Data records
## Begin

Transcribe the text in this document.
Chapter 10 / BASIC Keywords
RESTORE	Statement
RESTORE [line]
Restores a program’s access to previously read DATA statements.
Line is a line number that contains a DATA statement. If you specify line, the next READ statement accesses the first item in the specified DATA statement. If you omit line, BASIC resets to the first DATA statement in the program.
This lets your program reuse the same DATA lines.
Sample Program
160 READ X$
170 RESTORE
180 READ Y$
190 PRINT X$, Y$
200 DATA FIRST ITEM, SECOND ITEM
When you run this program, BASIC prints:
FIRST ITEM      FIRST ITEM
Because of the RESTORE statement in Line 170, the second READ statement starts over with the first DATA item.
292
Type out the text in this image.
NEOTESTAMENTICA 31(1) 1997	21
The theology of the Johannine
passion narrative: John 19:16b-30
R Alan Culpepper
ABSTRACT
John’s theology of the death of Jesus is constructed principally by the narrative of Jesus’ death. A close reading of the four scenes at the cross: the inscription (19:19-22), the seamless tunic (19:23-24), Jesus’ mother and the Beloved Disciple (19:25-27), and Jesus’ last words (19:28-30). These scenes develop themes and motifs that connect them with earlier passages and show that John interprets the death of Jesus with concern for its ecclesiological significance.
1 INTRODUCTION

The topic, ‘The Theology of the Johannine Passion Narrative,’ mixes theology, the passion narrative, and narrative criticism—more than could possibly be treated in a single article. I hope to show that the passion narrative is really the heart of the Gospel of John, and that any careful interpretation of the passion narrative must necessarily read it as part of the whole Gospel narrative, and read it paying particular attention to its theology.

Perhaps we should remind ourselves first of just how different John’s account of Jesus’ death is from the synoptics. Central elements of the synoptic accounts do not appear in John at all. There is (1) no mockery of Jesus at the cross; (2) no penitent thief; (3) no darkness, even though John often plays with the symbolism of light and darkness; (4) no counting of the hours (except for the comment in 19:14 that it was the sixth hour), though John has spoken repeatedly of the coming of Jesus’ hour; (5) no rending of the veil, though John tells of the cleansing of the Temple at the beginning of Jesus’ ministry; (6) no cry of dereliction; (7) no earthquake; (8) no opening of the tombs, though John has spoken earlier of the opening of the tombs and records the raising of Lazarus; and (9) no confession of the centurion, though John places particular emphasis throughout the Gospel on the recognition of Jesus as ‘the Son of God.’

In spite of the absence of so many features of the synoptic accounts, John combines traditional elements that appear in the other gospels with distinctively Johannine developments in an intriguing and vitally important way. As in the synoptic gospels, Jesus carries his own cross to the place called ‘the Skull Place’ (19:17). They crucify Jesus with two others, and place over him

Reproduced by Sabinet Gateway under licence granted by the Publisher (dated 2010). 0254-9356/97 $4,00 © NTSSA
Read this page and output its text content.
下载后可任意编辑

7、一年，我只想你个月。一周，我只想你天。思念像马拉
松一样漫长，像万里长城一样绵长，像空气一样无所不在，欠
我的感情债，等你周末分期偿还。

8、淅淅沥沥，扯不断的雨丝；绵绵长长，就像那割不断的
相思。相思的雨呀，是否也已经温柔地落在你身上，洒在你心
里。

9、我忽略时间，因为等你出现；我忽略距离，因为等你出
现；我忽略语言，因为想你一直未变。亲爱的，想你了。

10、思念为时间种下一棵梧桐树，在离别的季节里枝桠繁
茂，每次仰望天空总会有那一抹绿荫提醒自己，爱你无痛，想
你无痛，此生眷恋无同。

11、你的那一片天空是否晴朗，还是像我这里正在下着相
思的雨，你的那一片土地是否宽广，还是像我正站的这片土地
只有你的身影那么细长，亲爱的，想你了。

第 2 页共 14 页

## End

TASK BRIEF
Write the whole listing out again. Keep every line exactly as it is.

THE RESULT
Transcribe the text in this document.
Chapter 10 / BASIC Keywords
RESTORE	Statement
RESTORE [line]
Restores a program’s access to previously read DATA statements.
Line is a line number that contains a DATA statement. If you specify line, the next READ statement accesses the first item in the specified DATA statement. If you omit line, BASIC resets to the first DATA statement in the program.
This lets your program reuse the same DATA lines.
Sample Program
160 READ X$
170 RESTORE
180 READ Y$
190 PRINT X$, Y$
200 DATA FIRST ITEM, SECOND ITEM
When you run this program, BASIC prints:
FIRST ITEM      FIRST ITEM
Because of the RESTORE statement in Line 170, the second READ statement starts over with the first DATA item.
292
Type out the text in this image.
NEOTESTAMENTICA 31(1) 1997	21
The theology of the Johannine
passion narrative: John 19:16b-30
R Alan Culpepper
ABSTRACT
John’s theology of the death of Jesus is constructed principally by the narrative of Jesus’ death. A close reading of the four scenes at the cross: the inscription (19:19-22), the seamless tunic (19:23-24), Jesus’ mother and the Beloved Disciple (19:25-27), and Jesus’ last words (19:28-30). These scenes develop themes and motifs that connect them with earlier passages and show that John interprets the death of Jesus with concern for its ecclesiological significance.
1 INTRODUCTION

The topic, ‘The Theology of the Johannine Passion Narrative,’ mixes theology, the passion narrative, and narrative criticism—more than could possibly be treated in a single article. I hope to show that the passion narrative is really the heart of the Gospel of John, and that any careful interpretation of the passion narrative must necessarily read it as part of the whole Gospel narrative, and read it paying particular attention to its theology.

Perhaps we should remind ourselves first of just how different John’s account of Jesus’ death is from the synoptics. Central elements of the synoptic accounts do not appear in John at all. There is (1) no mockery of Jesus at the cross; (2) no penitent thief; (3) no darkness, even though John often plays with the symbolism of light and darkness; (4) no counting of the hours (except for the comment in 19:14 that it was the sixth hour), though John has spoken repeatedly of the coming of Jesus’ hour; (5) no rending of the veil, though John tells of the cleansing of the Temple at the beginning of Jesus’ ministry; (6) no cry of dereliction; (7) no earthquake; (8) no opening of the tombs, though John has spoken earlier of the opening of the tombs and records the raising of Lazarus; and (9) no confession of the centurion, though John places particular emphasis throughout the Gospel on the recognition of Jesus as ‘the Son of God.’

In spite of the absence of so many features of the synoptic accounts, John combines traditional elements that appear in the other gospels with distinctively Johannine developments in an intriguing and vitally important way. As in the synoptic gospels, Jesus carries his own cross to the place called ‘the Skull Place’ (19:17). They crucify Jesus with two others, and place over him

Reproduced by Sabinet Gateway under licence granted by the Publisher (dated 2010). 0254-9356/97 $4,00 © NTSSA
Read this page and output its text content.
下载后可任意编辑

7、一年，我只想你个月。一周，我只想你天。思念像马拉
松一样漫长，像万里长城一样绵长，像空气一样无所不在，欠
我的感情债，等你周末分期偿还。

8、淅淅沥沥，扯不断的雨丝；绵绵长长，就像那割不断的
相思。相思的雨呀，是否也已经温柔地落在你身上，洒在你心
里。

9、我忽略时间，因为等你出现；我忽略距离，因为等你出
现；我忽略语言，因为想你一直未变。亲爱的，想你了。

10、思念为时间种下一棵梧桐树，在离别的季节里枝桠繁
茂，每次仰望天空总会有那一抹绿荫提醒自己，爱你无痛，想
你无痛，此生眷恋无同。

11、你的那一片天空是否晴朗，还是像我这里正在下着相
思的雨，你的那一片土地是否宽广，还是像我正站的这片土地
只有你的身影那么细长，亲爱的，想你了。

第 2 页共 14 页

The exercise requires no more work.